Task brief>
Copy out each line below that has the word "true" in it.

=====

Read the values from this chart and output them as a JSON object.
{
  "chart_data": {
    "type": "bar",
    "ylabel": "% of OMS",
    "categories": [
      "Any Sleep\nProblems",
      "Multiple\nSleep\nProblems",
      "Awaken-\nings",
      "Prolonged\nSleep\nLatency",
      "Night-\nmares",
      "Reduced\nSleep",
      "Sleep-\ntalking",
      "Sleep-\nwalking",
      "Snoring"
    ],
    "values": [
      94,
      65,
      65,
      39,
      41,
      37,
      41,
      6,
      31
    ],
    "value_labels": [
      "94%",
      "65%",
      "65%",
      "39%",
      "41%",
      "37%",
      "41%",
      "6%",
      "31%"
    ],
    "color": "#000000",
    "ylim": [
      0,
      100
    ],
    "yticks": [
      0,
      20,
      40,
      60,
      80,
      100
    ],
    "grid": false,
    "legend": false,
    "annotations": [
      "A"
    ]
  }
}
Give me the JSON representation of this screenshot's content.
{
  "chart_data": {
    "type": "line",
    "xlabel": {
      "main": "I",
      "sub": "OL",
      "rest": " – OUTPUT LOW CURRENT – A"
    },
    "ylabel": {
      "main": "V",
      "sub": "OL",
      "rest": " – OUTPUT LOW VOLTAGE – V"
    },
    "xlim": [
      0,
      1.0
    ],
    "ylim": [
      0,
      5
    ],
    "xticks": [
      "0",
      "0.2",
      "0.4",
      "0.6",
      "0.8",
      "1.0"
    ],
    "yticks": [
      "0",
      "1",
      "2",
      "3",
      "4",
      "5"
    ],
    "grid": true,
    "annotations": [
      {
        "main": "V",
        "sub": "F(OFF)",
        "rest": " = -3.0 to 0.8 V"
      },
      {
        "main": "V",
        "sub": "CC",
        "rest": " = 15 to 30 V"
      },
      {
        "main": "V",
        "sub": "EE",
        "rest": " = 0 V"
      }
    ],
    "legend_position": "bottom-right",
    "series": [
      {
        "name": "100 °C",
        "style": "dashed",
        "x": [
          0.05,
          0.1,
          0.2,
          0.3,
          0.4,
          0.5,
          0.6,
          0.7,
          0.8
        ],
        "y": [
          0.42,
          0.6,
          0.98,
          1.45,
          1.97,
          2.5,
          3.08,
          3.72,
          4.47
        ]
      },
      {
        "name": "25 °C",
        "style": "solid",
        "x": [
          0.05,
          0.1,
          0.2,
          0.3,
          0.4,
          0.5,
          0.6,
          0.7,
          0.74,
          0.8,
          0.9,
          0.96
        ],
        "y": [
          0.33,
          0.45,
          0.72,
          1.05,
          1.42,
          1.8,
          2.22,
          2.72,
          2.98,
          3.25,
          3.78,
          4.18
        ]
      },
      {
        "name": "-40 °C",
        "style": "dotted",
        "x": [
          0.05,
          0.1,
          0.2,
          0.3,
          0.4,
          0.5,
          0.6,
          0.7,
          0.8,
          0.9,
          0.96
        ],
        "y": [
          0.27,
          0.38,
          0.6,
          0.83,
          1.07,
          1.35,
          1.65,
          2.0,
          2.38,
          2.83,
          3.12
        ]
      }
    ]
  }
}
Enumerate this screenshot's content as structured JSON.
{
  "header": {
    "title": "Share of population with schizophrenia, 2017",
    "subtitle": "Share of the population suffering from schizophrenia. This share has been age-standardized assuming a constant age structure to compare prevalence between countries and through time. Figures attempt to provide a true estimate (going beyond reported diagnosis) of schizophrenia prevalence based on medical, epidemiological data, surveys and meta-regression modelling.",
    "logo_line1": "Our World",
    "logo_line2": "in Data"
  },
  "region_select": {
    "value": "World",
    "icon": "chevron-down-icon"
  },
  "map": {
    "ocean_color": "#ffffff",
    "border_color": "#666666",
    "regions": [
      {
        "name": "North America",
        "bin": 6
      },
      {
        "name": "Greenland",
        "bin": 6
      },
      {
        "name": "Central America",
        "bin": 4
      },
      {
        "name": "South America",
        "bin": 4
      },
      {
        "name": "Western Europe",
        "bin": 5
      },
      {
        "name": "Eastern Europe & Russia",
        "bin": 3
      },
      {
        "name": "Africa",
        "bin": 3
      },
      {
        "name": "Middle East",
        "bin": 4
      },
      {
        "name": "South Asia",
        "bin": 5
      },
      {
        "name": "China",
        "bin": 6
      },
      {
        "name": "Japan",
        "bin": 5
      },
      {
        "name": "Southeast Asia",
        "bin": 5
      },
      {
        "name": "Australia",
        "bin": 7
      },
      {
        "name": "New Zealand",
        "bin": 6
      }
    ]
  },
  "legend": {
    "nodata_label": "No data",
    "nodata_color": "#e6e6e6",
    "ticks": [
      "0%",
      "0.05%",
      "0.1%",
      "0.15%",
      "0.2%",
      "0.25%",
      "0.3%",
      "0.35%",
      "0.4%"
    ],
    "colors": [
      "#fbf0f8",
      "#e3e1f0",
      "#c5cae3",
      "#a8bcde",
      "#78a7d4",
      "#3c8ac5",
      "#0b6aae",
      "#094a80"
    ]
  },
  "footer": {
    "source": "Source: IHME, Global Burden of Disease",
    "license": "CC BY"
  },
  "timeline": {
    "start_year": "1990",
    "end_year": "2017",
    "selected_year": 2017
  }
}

=====

Result of this exercise>
    "grid": true,
    "subtitle": "Share of the population suffering from schizophrenia. This share has been age-standardized assuming a constant age structure to compare prevalence between countries and through time. Figures attempt to provide a true estimate (going beyond reported diagnosis) of schizophrenia prevalence based on medical, epidemiological data, surveys and meta-regression modelling.",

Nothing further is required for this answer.